## Problem requirements
Search the material for the word "this" and copy each line that holds it.

## Given data

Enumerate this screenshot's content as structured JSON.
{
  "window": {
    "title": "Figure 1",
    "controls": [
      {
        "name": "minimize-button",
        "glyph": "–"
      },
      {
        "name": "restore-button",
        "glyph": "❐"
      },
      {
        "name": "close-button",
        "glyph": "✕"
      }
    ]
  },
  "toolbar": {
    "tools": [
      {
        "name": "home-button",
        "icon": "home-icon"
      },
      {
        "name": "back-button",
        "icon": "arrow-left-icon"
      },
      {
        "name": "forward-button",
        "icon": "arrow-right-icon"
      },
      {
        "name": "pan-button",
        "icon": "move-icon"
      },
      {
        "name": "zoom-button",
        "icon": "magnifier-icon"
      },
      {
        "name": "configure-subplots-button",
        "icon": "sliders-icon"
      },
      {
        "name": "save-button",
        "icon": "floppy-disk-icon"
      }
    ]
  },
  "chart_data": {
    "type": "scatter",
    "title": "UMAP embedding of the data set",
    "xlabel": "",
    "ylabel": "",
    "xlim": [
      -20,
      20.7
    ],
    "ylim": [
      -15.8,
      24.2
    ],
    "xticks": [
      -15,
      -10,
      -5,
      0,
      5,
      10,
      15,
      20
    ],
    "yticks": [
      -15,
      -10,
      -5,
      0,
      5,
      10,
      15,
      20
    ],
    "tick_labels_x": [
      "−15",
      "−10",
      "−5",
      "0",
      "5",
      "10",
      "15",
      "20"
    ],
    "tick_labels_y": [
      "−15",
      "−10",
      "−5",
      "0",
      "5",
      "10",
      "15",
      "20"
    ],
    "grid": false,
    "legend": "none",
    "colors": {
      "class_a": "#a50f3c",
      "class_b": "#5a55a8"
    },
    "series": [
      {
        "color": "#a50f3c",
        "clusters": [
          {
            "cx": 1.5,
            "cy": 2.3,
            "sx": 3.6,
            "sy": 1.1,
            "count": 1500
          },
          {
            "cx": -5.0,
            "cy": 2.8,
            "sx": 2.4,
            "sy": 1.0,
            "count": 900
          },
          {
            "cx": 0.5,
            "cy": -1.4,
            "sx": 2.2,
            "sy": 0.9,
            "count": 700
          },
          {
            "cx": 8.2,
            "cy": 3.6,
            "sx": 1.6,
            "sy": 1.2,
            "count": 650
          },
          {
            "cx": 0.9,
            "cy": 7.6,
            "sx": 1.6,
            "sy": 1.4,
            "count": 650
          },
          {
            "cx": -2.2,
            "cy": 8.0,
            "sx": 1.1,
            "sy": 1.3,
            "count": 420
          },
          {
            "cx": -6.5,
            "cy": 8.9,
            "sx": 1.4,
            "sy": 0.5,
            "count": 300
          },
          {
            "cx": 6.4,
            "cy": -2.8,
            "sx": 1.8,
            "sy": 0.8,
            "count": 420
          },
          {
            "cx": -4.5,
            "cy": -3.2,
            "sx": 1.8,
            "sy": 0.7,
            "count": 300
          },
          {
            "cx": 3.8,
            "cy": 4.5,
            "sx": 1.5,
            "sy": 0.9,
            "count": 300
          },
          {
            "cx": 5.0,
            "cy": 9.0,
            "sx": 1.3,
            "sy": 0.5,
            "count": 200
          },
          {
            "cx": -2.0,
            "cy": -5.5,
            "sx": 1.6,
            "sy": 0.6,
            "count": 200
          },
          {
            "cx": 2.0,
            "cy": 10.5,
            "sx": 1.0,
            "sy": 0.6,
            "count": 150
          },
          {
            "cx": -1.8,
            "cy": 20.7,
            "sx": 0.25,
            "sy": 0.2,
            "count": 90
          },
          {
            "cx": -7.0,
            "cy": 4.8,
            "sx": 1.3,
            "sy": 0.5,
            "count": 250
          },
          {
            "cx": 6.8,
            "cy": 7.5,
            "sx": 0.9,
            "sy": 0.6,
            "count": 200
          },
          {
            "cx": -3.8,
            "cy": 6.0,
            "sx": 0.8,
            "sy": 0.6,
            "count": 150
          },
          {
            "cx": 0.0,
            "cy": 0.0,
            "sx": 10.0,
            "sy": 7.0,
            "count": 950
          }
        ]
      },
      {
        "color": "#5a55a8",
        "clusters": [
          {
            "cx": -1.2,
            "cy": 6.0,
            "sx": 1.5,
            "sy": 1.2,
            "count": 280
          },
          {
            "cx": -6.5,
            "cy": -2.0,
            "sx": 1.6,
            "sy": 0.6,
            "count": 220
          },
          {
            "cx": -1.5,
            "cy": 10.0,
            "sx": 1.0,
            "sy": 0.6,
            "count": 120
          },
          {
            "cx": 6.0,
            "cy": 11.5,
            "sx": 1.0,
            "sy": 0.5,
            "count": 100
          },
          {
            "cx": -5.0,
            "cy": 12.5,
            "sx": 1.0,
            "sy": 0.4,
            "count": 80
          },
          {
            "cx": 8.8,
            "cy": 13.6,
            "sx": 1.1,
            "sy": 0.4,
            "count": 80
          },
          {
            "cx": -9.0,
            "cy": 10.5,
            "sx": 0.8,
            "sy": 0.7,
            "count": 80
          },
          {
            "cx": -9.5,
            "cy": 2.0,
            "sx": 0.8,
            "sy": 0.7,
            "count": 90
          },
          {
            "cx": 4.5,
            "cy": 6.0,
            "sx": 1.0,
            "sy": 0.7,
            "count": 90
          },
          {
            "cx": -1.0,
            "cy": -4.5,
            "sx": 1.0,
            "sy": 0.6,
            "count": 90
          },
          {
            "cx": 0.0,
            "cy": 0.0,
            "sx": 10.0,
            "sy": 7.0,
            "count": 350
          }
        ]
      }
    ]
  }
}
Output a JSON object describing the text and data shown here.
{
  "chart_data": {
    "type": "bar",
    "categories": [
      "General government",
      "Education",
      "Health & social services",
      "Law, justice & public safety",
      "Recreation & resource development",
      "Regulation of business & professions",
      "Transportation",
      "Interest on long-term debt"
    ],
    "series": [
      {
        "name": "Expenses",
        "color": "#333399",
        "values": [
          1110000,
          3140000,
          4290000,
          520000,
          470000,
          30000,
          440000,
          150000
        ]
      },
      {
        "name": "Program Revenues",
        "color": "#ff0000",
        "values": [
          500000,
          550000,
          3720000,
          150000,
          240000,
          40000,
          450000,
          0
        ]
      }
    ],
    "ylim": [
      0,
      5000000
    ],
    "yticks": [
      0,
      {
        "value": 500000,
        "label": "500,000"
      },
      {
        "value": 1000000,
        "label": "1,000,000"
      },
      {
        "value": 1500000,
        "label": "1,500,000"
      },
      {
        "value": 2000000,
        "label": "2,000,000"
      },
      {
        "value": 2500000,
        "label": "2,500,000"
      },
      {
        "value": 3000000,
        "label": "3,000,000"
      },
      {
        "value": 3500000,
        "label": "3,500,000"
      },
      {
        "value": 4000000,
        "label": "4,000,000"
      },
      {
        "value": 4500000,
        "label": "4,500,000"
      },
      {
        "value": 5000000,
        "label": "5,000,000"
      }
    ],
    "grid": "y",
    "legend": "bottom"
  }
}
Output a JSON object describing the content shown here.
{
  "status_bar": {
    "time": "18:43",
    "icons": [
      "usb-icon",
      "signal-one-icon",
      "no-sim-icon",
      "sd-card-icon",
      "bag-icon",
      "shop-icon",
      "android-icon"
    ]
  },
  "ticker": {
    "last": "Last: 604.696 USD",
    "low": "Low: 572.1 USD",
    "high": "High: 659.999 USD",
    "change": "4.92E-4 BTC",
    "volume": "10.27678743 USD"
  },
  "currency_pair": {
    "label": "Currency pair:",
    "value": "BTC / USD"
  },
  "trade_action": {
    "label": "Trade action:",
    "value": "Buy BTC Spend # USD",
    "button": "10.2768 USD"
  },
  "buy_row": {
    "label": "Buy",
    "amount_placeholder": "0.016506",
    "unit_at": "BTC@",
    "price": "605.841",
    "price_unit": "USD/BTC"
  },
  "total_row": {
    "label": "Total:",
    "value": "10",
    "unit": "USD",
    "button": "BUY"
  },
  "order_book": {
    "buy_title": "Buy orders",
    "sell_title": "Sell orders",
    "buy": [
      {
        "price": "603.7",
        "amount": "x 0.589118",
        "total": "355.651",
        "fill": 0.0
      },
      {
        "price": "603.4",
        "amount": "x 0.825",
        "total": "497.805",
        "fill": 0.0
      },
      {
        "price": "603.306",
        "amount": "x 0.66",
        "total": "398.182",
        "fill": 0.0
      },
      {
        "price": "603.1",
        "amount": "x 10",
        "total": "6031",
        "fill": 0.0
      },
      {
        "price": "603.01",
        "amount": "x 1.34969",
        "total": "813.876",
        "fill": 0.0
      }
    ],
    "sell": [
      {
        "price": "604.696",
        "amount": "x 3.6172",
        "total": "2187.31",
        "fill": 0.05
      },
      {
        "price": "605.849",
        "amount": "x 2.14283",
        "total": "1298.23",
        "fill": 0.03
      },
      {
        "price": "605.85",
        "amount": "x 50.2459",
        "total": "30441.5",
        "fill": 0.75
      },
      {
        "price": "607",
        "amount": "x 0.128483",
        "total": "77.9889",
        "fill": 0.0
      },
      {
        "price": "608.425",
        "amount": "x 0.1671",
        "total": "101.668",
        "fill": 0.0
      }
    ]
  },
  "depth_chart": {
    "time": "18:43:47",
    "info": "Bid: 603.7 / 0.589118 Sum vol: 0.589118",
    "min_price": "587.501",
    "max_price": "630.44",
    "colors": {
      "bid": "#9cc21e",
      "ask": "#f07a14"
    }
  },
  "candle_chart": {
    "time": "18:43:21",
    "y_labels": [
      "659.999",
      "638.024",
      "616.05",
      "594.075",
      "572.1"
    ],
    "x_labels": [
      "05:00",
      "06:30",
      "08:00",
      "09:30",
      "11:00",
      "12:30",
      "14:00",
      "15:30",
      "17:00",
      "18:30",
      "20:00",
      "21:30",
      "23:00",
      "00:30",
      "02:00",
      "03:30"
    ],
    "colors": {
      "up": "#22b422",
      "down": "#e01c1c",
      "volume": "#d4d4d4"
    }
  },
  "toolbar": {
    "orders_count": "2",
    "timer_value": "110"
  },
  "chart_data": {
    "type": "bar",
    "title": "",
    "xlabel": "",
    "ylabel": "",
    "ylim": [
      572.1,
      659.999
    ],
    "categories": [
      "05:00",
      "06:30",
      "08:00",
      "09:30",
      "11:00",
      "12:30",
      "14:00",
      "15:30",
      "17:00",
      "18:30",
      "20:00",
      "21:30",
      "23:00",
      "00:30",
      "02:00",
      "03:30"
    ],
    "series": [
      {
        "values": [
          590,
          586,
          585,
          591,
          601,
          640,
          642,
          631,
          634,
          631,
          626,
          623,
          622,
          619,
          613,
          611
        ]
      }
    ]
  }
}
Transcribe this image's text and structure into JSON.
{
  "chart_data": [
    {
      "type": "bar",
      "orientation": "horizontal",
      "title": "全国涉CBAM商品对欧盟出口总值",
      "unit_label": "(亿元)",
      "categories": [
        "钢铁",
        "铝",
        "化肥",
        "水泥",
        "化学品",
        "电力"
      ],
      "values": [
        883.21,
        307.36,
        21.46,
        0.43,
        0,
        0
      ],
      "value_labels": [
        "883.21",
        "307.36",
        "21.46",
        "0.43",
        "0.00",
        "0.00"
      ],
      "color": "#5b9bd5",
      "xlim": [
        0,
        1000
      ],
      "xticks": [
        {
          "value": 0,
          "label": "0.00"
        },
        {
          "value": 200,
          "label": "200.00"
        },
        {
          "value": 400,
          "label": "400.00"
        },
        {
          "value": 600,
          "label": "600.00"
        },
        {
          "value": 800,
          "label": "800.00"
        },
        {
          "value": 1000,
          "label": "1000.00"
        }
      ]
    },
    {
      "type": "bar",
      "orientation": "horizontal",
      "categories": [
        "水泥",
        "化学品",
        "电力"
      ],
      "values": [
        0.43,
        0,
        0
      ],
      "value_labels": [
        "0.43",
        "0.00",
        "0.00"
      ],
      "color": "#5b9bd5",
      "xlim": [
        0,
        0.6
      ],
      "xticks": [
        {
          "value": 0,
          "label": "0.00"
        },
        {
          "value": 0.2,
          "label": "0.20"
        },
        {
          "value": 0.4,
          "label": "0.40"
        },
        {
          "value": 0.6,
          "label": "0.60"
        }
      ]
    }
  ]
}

## Solution to the exercise
Enumerate this screenshot's content as structured JSON.
Transcribe this image's text and structure into JSON.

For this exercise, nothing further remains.